LISTED ENTRIES -
--- BEGIN ---
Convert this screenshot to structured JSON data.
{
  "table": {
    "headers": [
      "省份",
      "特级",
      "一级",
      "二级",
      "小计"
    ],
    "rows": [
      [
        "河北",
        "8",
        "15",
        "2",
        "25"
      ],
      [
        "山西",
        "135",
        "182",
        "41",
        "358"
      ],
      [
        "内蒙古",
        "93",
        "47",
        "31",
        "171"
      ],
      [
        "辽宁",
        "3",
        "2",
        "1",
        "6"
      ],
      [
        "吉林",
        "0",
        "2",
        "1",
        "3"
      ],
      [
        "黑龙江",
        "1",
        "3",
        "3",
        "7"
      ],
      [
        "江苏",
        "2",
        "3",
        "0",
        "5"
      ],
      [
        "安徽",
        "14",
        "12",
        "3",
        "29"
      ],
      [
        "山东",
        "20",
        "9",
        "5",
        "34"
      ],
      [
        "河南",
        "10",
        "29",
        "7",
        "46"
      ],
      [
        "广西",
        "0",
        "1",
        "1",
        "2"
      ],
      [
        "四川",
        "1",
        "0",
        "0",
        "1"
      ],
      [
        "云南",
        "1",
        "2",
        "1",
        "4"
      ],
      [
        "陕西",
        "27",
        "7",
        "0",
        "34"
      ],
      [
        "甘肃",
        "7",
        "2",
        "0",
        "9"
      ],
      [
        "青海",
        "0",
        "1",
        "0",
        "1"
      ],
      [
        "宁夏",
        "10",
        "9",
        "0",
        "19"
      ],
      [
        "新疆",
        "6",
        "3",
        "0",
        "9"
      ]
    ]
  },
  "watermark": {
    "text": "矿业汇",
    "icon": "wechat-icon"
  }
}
--- END ---
YOUR GOAL -
Copy out each record, keeping every word as it is.

EXERCISE SOLUTION -
Convert this screenshot to structured JSON data.
{
  "table": {
    "headers": [
      "省份",
      "特级",
      "一级",
      "二级",
      "小计"
    ],
    "rows": [
      [
        "河北",
        "8",
        "15",
        "2",
        "25"
      ],
      [
        "山西",
        "135",
        "182",
        "41",
        "358"
      ],
      [
        "内蒙古",
        "93",
        "47",
        "31",
        "171"
      ],
      [
        "辽宁",
        "3",
        "2",
        "1",
        "6"
      ],
      [
        "吉林",
        "0",
        "2",
        "1",
        "3"
      ],
      [
        "黑龙江",
        "1",
        "3",
        "3",
        "7"
      ],
      [
        "江苏",
        "2",
        "3",
        "0",
        "5"
      ],
      [
        "安徽",
        "14",
        "12",
        "3",
        "29"
      ],
      [
        "山东",
        "20",
        "9",
        "5",
        "34"
      ],
      [
        "河南",
        "10",
        "29",
        "7",
        "46"
      ],
      [
        "广西",
        "0",
        "1",
        "1",
        "2"
      ],
      [
        "四川",
        "1",
        "0",
        "0",
        "1"
      ],
      [
        "云南",
        "1",
        "2",
        "1",
        "4"
      ],
      [
        "陕西",
        "27",
        "7",
        "0",
        "34"
      ],
      [
        "甘肃",
        "7",
        "2",
        "0",
        "9"
      ],
      [
        "青海",
        "0",
        "1",
        "0",
        "1"
      ],
      [
        "宁夏",
        "10",
        "9",
        "0",
        "19"
      ],
      [
        "新疆",
        "6",
        "3",
        "0",
        "9"
      ]
    ]
  },
  "watermark": {
    "text": "矿业汇",
    "icon": "wechat-icon"
  }
}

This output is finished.